- [EXERCISE BRIEF]: All lines in the data bearing the string "spread" should be identified and copied.

[Data entries]
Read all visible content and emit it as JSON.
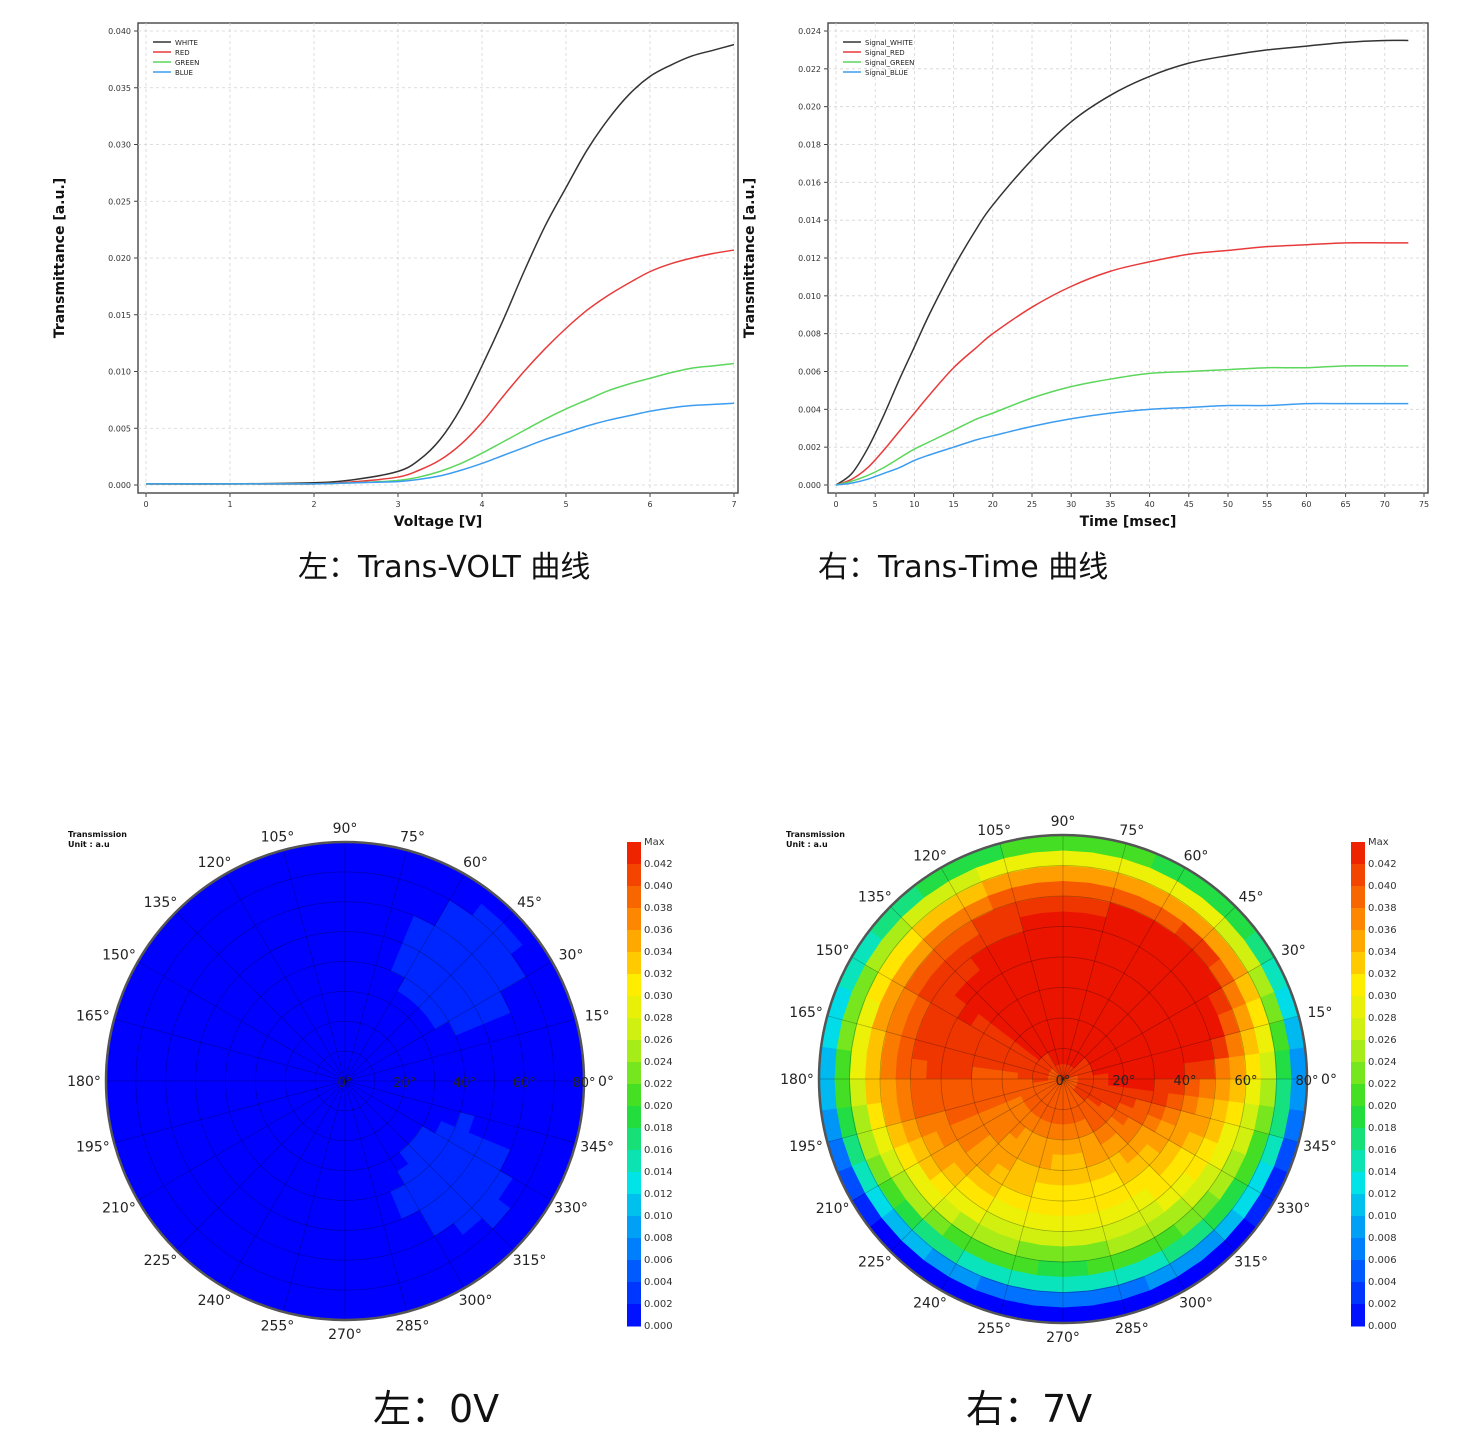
{
  "captions": {
    "top_left": "左：Trans-VOLT 曲线",
    "top_right": "右：Trans-Time 曲线",
    "bottom_left": "左：0V",
    "bottom_right": "右：7V"
  },
  "chart_data": [
    {
      "type": "line",
      "xlabel": "Voltage [V]",
      "ylabel": "Transmittance [a.u.]",
      "xlim": [
        0,
        7
      ],
      "ylim": [
        0,
        0.04
      ],
      "xticks": [
        "0",
        "1",
        "2",
        "3",
        "4",
        "5",
        "6",
        "7"
      ],
      "yticks": [
        "0.000",
        "0.005",
        "0.010",
        "0.015",
        "0.020",
        "0.025",
        "0.030",
        "0.035",
        "0.040"
      ],
      "grid": true,
      "legend_position": "top-left",
      "x": [
        0,
        1,
        2,
        2.5,
        3,
        3.25,
        3.5,
        3.75,
        4,
        4.25,
        4.5,
        4.75,
        5,
        5.25,
        5.5,
        5.75,
        6,
        6.25,
        6.5,
        6.75,
        7
      ],
      "series": [
        {
          "name": "WHITE",
          "color": "#333333",
          "values": [
            0.0001,
            0.0001,
            0.0002,
            0.0005,
            0.0012,
            0.0022,
            0.004,
            0.0068,
            0.0105,
            0.0145,
            0.0188,
            0.0228,
            0.0262,
            0.0295,
            0.0322,
            0.0344,
            0.036,
            0.037,
            0.0378,
            0.0383,
            0.0388
          ]
        },
        {
          "name": "RED",
          "color": "#e83a3a",
          "values": [
            0.0001,
            0.0001,
            0.0001,
            0.0003,
            0.0007,
            0.0013,
            0.0022,
            0.0036,
            0.0055,
            0.0078,
            0.01,
            0.012,
            0.0138,
            0.0154,
            0.0167,
            0.0178,
            0.0188,
            0.0195,
            0.02,
            0.0204,
            0.0207
          ]
        },
        {
          "name": "GREEN",
          "color": "#5cd65c",
          "values": [
            0.0001,
            0.0001,
            0.0001,
            0.0002,
            0.0004,
            0.0007,
            0.0012,
            0.0019,
            0.0028,
            0.0038,
            0.0048,
            0.0058,
            0.0067,
            0.0075,
            0.0083,
            0.0089,
            0.0094,
            0.0099,
            0.0103,
            0.0105,
            0.0107
          ]
        },
        {
          "name": "BLUE",
          "color": "#3c9cf0",
          "values": [
            0.0001,
            0.0001,
            0.0001,
            0.0002,
            0.0003,
            0.0005,
            0.0008,
            0.0013,
            0.0019,
            0.0026,
            0.0033,
            0.004,
            0.0046,
            0.0052,
            0.0057,
            0.0061,
            0.0065,
            0.0068,
            0.007,
            0.0071,
            0.0072
          ]
        }
      ]
    },
    {
      "type": "line",
      "xlabel": "Time [msec]",
      "ylabel": "Transmittance [a.u.]",
      "xlim": [
        0,
        75
      ],
      "ylim": [
        0,
        0.024
      ],
      "xticks": [
        "0",
        "5",
        "10",
        "15",
        "20",
        "25",
        "30",
        "35",
        "40",
        "45",
        "50",
        "55",
        "60",
        "65",
        "70",
        "75"
      ],
      "yticks": [
        "0.000",
        "0.002",
        "0.004",
        "0.006",
        "0.008",
        "0.010",
        "0.012",
        "0.014",
        "0.016",
        "0.018",
        "0.020",
        "0.022",
        "0.024"
      ],
      "grid": true,
      "legend_position": "top-left",
      "x": [
        0,
        2,
        4,
        6,
        8,
        10,
        12,
        15,
        18,
        20,
        25,
        30,
        35,
        40,
        45,
        50,
        55,
        60,
        65,
        70,
        73
      ],
      "series": [
        {
          "name": "Signal_WHITE",
          "color": "#333333",
          "values": [
            0.0,
            0.0006,
            0.0019,
            0.0036,
            0.0055,
            0.0073,
            0.0091,
            0.0115,
            0.0136,
            0.0148,
            0.0172,
            0.0192,
            0.0206,
            0.0216,
            0.0223,
            0.0227,
            0.023,
            0.0232,
            0.0234,
            0.0235,
            0.0235
          ]
        },
        {
          "name": "Signal_RED",
          "color": "#e83a3a",
          "values": [
            0.0,
            0.0003,
            0.0009,
            0.0018,
            0.0028,
            0.0038,
            0.0048,
            0.0062,
            0.0073,
            0.008,
            0.0094,
            0.0105,
            0.0113,
            0.0118,
            0.0122,
            0.0124,
            0.0126,
            0.0127,
            0.0128,
            0.0128,
            0.0128
          ]
        },
        {
          "name": "Signal_GREEN",
          "color": "#5cd65c",
          "values": [
            0.0,
            0.0002,
            0.0005,
            0.0009,
            0.0014,
            0.0019,
            0.0023,
            0.0029,
            0.0035,
            0.0038,
            0.0046,
            0.0052,
            0.0056,
            0.0059,
            0.006,
            0.0061,
            0.0062,
            0.0062,
            0.0063,
            0.0063,
            0.0063
          ]
        },
        {
          "name": "Signal_BLUE",
          "color": "#3c9cf0",
          "values": [
            0.0,
            0.0001,
            0.0003,
            0.0006,
            0.0009,
            0.0013,
            0.0016,
            0.002,
            0.0024,
            0.0026,
            0.0031,
            0.0035,
            0.0038,
            0.004,
            0.0041,
            0.0042,
            0.0042,
            0.0043,
            0.0043,
            0.0043,
            0.0043
          ]
        }
      ]
    },
    {
      "type": "heatmap",
      "subtype": "polar-contour",
      "header": [
        "Transmission",
        "Unit : a.u"
      ],
      "angle_labels": [
        "0°",
        "15°",
        "30°",
        "45°",
        "60°",
        "75°",
        "90°",
        "105°",
        "120°",
        "135°",
        "150°",
        "165°",
        "180°",
        "195°",
        "210°",
        "225°",
        "240°",
        "255°",
        "270°",
        "285°",
        "300°",
        "315°",
        "330°",
        "345°"
      ],
      "radial_labels": [
        "0°",
        "20°",
        "40°",
        "60°",
        "80°"
      ],
      "colorbar_labels": [
        "Max",
        "0.042",
        "0.040",
        "0.038",
        "0.036",
        "0.034",
        "0.032",
        "0.030",
        "0.028",
        "0.026",
        "0.024",
        "0.022",
        "0.020",
        "0.018",
        "0.016",
        "0.014",
        "0.012",
        "0.010",
        "0.008",
        "0.006",
        "0.004",
        "0.002",
        "0.000"
      ],
      "value_range": [
        0,
        0.042
      ],
      "field": {
        "base": 0.0002,
        "lobes": [
          {
            "theta": 45,
            "r": 55,
            "spread": 16,
            "peak": 0.0018
          },
          {
            "theta": 318,
            "r": 50,
            "spread": 16,
            "peak": 0.0016
          }
        ]
      }
    },
    {
      "type": "heatmap",
      "subtype": "polar-contour",
      "header": [
        "Transmission",
        "Unit : a.u"
      ],
      "angle_labels": [
        "0°",
        "15°",
        "30°",
        "45°",
        "60°",
        "75°",
        "90°",
        "105°",
        "120°",
        "135°",
        "150°",
        "165°",
        "180°",
        "195°",
        "210°",
        "225°",
        "240°",
        "255°",
        "270°",
        "285°",
        "300°",
        "315°",
        "330°",
        "345°"
      ],
      "radial_labels": [
        "0°",
        "20°",
        "40°",
        "60°",
        "80°"
      ],
      "colorbar_labels": [
        "Max",
        "0.042",
        "0.040",
        "0.038",
        "0.036",
        "0.034",
        "0.032",
        "0.030",
        "0.028",
        "0.026",
        "0.024",
        "0.022",
        "0.020",
        "0.018",
        "0.016",
        "0.014",
        "0.012",
        "0.010",
        "0.008",
        "0.006",
        "0.004",
        "0.002",
        "0.000"
      ],
      "value_range": [
        0,
        0.042
      ],
      "field": {
        "base": 0.036,
        "lobes": [
          {
            "theta": 35,
            "r": 38,
            "spread": 22,
            "peak": 0.009
          },
          {
            "theta": 185,
            "r": 50,
            "spread": 26,
            "peak": 0.004
          }
        ],
        "tilt": {
          "theta": 270,
          "amount": 0.012
        },
        "edge_falloff": 0.034
      }
    }
  ]
}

- [COMPLETED TASK]:
            "spread": 16,
            "spread": 16,
            "spread": 22,
            "spread": 26,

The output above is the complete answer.